_PROMPT_: Identify the lines that contain the string "Jika", then copy each of them.

_SUPPLIED MATERIAL_:
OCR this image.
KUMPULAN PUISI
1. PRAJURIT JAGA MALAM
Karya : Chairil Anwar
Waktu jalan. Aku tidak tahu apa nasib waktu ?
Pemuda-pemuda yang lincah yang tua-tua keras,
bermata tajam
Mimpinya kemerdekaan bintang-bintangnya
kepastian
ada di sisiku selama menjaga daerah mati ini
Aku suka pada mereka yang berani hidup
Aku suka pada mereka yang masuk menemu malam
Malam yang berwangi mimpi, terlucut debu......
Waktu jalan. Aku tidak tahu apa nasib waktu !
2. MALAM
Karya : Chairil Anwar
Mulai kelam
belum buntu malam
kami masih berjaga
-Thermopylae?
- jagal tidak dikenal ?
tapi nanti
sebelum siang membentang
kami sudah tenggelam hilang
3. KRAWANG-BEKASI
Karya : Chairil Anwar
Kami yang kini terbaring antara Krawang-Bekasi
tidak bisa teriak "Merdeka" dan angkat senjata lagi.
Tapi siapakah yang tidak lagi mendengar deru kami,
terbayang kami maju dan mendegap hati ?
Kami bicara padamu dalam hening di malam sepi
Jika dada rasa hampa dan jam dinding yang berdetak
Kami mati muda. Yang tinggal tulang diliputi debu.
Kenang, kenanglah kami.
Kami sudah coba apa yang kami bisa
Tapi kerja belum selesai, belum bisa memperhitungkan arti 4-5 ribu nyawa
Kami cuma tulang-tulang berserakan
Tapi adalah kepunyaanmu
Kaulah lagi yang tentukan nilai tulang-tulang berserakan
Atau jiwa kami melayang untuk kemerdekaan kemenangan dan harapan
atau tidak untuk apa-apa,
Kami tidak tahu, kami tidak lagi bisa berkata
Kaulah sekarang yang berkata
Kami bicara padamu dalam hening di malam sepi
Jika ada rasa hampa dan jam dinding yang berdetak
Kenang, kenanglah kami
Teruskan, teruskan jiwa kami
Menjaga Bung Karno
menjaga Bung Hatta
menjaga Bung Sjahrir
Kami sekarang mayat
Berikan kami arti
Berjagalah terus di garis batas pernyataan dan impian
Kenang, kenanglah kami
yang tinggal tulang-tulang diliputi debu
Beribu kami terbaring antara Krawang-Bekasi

_EXERCISE RESULT_:
Jika dada rasa hampa dan jam dinding yang berdetak
Jika ada rasa hampa dan jam dinding yang berdetak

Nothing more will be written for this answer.